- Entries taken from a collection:
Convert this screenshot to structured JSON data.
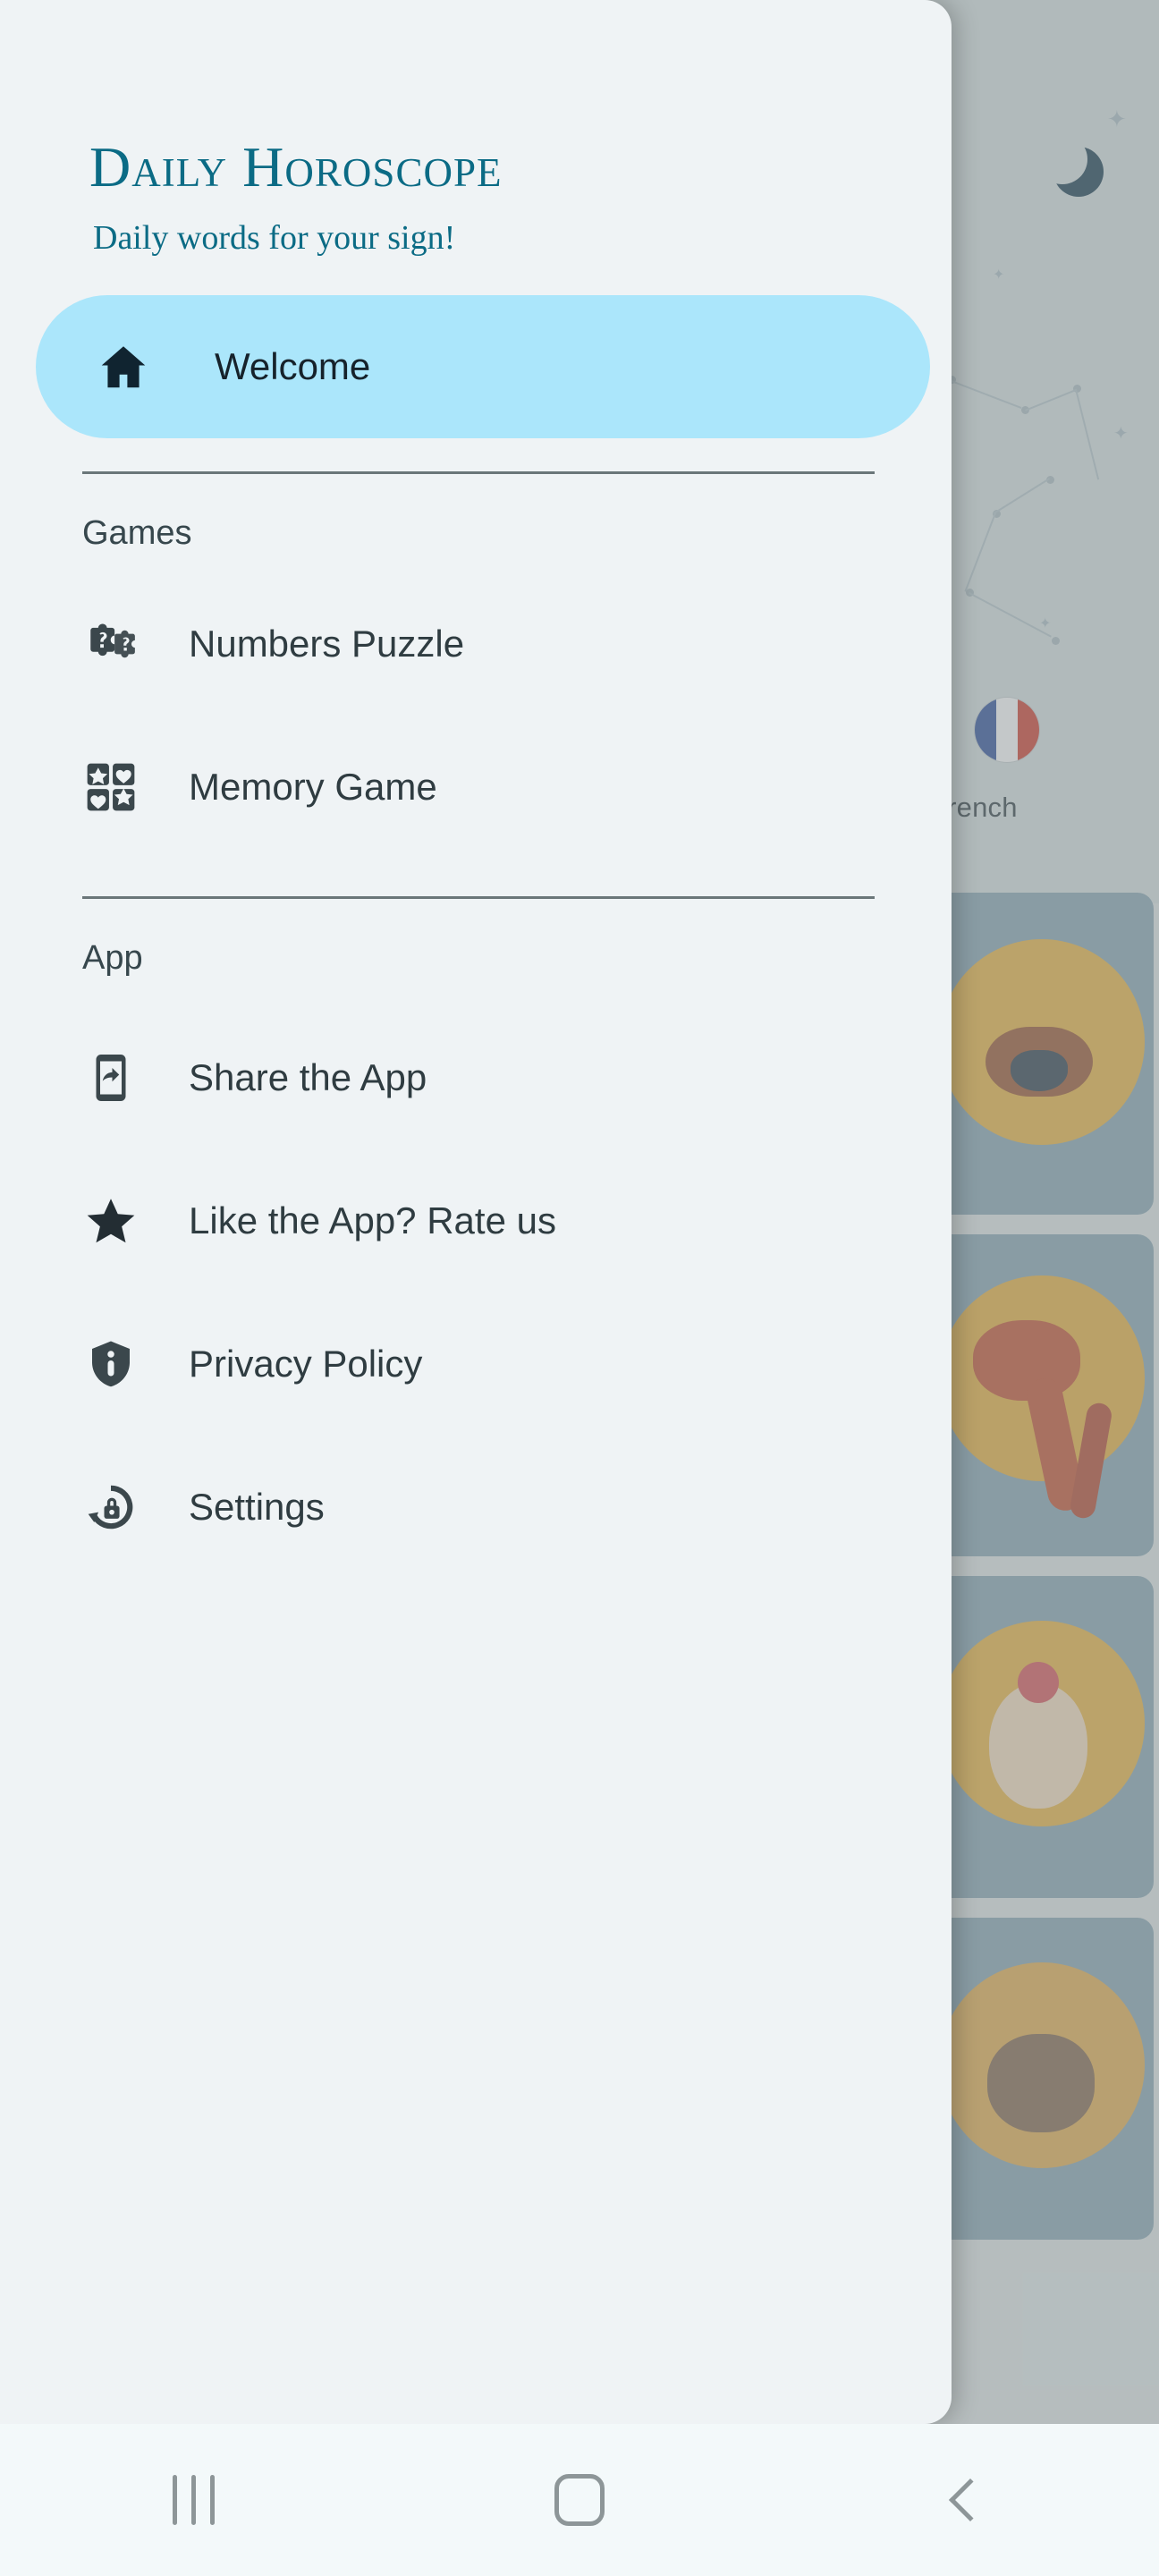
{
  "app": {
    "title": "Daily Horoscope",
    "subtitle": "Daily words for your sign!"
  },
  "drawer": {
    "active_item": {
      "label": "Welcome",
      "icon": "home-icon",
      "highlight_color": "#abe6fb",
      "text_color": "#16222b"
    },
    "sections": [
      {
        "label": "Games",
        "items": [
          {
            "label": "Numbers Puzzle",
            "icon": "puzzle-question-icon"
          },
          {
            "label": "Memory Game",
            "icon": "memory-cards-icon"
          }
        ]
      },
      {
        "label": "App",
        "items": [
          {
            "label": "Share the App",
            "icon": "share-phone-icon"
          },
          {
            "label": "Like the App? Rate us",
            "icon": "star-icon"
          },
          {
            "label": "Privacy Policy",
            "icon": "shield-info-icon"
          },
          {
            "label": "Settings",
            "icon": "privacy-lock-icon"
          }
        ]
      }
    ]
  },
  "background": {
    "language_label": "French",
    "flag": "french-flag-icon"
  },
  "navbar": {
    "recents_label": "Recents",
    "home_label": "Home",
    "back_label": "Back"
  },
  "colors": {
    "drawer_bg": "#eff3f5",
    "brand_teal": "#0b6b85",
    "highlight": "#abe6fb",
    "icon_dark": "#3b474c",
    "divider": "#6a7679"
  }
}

- Written exercise:
Write out the entries above verbatim; the pictures do not belong in your copy.

- Answer for the task:
Convert this screenshot to structured JSON data.
{
  "app": {
    "title": "Daily Horoscope",
    "subtitle": "Daily words for your sign!"
  },
  "drawer": {
    "active_item": {
      "label": "Welcome",
      "icon": "home-icon",
      "highlight_color": "#abe6fb",
      "text_color": "#16222b"
    },
    "sections": [
      {
        "label": "Games",
        "items": [
          {
            "label": "Numbers Puzzle",
            "icon": "puzzle-question-icon"
          },
          {
            "label": "Memory Game",
            "icon": "memory-cards-icon"
          }
        ]
      },
      {
        "label": "App",
        "items": [
          {
            "label": "Share the App",
            "icon": "share-phone-icon"
          },
          {
            "label": "Like the App? Rate us",
            "icon": "star-icon"
          },
          {
            "label": "Privacy Policy",
            "icon": "shield-info-icon"
          },
          {
            "label": "Settings",
            "icon": "privacy-lock-icon"
          }
        ]
      }
    ]
  },
  "background": {
    "language_label": "French",
    "flag": "french-flag-icon"
  },
  "navbar": {
    "recents_label": "Recents",
    "home_label": "Home",
    "back_label": "Back"
  },
  "colors": {
    "drawer_bg": "#eff3f5",
    "brand_teal": "#0b6b85",
    "highlight": "#abe6fb",
    "icon_dark": "#3b474c",
    "divider": "#6a7679"
  }
}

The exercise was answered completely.